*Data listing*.

- - - -

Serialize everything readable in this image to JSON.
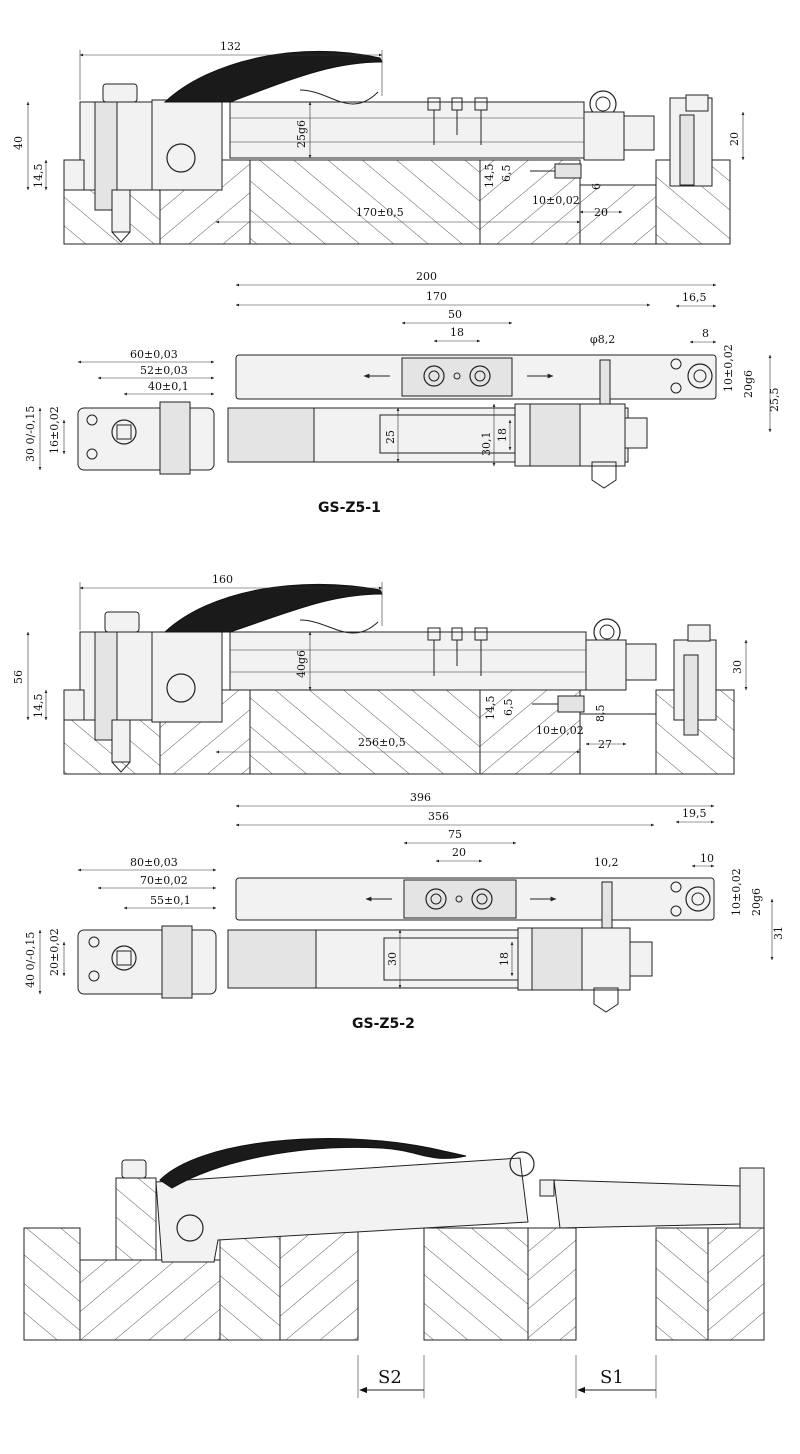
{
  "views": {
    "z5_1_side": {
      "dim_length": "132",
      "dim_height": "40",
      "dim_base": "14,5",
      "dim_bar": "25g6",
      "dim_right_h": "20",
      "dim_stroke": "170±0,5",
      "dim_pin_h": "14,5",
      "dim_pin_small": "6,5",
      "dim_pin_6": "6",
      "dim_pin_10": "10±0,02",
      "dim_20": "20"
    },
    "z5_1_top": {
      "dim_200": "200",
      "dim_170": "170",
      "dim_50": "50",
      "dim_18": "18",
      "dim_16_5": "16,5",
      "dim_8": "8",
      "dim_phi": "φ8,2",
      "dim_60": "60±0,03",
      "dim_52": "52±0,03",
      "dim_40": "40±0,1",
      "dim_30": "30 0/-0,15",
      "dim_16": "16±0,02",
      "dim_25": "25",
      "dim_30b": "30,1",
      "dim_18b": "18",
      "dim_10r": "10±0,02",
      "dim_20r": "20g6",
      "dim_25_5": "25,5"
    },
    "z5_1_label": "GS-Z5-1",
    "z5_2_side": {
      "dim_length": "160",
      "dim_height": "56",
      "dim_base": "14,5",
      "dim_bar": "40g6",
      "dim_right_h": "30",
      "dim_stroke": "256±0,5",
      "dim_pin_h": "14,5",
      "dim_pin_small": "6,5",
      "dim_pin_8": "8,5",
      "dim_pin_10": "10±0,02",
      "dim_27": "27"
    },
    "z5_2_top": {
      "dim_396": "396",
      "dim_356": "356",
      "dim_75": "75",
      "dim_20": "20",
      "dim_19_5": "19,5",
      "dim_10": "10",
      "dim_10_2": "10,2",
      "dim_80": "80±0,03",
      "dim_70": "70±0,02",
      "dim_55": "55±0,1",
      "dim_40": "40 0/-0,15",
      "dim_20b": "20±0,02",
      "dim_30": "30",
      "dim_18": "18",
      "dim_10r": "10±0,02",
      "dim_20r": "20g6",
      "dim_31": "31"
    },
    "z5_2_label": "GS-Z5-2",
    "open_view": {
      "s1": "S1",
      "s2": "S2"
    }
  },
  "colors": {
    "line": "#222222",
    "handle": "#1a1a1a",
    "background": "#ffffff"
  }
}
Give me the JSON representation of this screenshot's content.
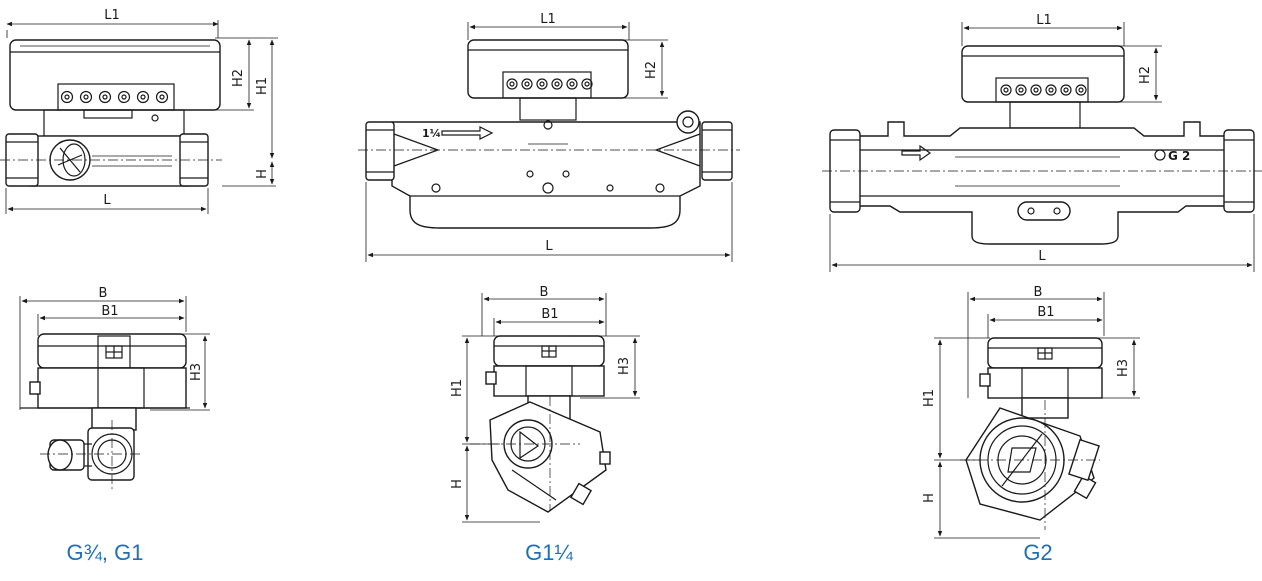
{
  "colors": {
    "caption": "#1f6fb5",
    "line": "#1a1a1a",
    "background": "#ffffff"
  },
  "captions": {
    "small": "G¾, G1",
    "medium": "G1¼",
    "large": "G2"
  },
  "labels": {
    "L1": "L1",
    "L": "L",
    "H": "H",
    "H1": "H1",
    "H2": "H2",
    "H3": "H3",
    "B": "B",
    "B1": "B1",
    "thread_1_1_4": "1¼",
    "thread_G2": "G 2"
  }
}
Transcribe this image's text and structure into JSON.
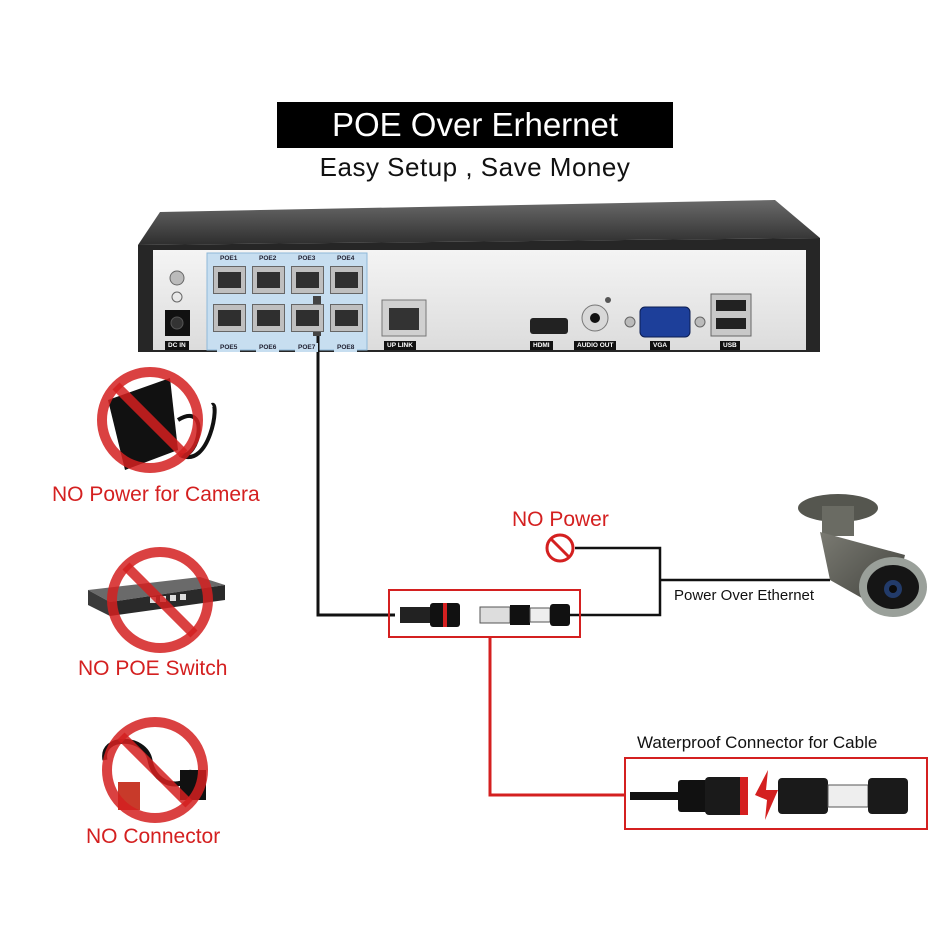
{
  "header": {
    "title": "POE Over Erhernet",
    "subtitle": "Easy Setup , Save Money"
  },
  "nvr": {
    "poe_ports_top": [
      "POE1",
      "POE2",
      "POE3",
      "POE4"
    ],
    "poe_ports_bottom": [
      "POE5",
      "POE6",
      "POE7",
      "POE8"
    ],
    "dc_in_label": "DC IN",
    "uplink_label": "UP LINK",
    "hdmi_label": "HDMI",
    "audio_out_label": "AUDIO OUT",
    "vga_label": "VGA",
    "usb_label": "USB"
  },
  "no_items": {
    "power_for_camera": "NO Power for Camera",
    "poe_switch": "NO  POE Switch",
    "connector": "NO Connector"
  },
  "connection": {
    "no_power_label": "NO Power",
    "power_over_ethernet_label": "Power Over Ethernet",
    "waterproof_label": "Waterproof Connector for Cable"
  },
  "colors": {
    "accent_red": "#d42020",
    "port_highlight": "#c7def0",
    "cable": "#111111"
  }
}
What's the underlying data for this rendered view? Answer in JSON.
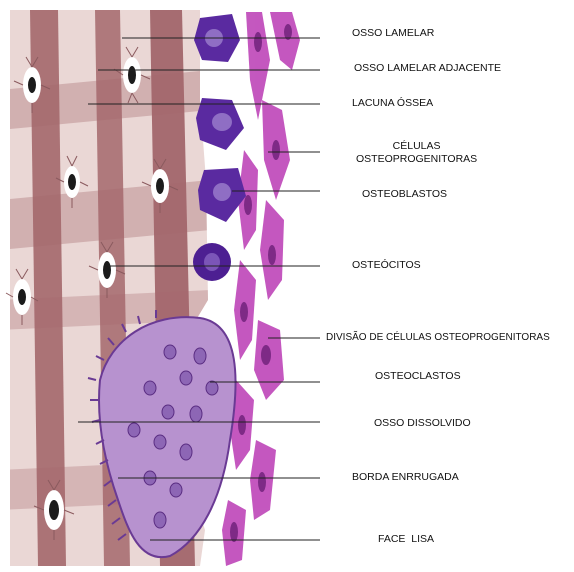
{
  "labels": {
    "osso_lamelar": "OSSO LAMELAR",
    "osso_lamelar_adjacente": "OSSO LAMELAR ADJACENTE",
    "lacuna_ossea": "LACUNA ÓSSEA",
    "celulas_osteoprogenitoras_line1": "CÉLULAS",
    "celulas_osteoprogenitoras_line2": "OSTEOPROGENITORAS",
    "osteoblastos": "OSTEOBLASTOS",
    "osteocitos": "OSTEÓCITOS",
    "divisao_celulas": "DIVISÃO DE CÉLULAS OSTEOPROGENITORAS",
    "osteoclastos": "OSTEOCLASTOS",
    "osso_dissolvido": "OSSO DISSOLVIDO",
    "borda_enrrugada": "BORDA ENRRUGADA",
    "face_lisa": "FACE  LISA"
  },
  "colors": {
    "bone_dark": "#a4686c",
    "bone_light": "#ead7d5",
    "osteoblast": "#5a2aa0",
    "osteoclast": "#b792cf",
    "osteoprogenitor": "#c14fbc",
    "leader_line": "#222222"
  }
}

- - - -

*To be done*. Begin at the line containing "What's the underlying" and extract every line through the end of the records, inclusive, exactly and only; omit pictures.

*Correct response*.
What's the underlying data for this rendered view? Answer in JSON.
{
  "labels": {
    "osso_lamelar": "OSSO LAMELAR",
    "osso_lamelar_adjacente": "OSSO LAMELAR ADJACENTE",
    "lacuna_ossea": "LACUNA ÓSSEA",
    "celulas_osteoprogenitoras_line1": "CÉLULAS",
    "celulas_osteoprogenitoras_line2": "OSTEOPROGENITORAS",
    "osteoblastos": "OSTEOBLASTOS",
    "osteocitos": "OSTEÓCITOS",
    "divisao_celulas": "DIVISÃO DE CÉLULAS OSTEOPROGENITORAS",
    "osteoclastos": "OSTEOCLASTOS",
    "osso_dissolvido": "OSSO DISSOLVIDO",
    "borda_enrrugada": "BORDA ENRRUGADA",
    "face_lisa": "FACE  LISA"
  },
  "colors": {
    "bone_dark": "#a4686c",
    "bone_light": "#ead7d5",
    "osteoblast": "#5a2aa0",
    "osteoclast": "#b792cf",
    "osteoprogenitor": "#c14fbc",
    "leader_line": "#222222"
  }
}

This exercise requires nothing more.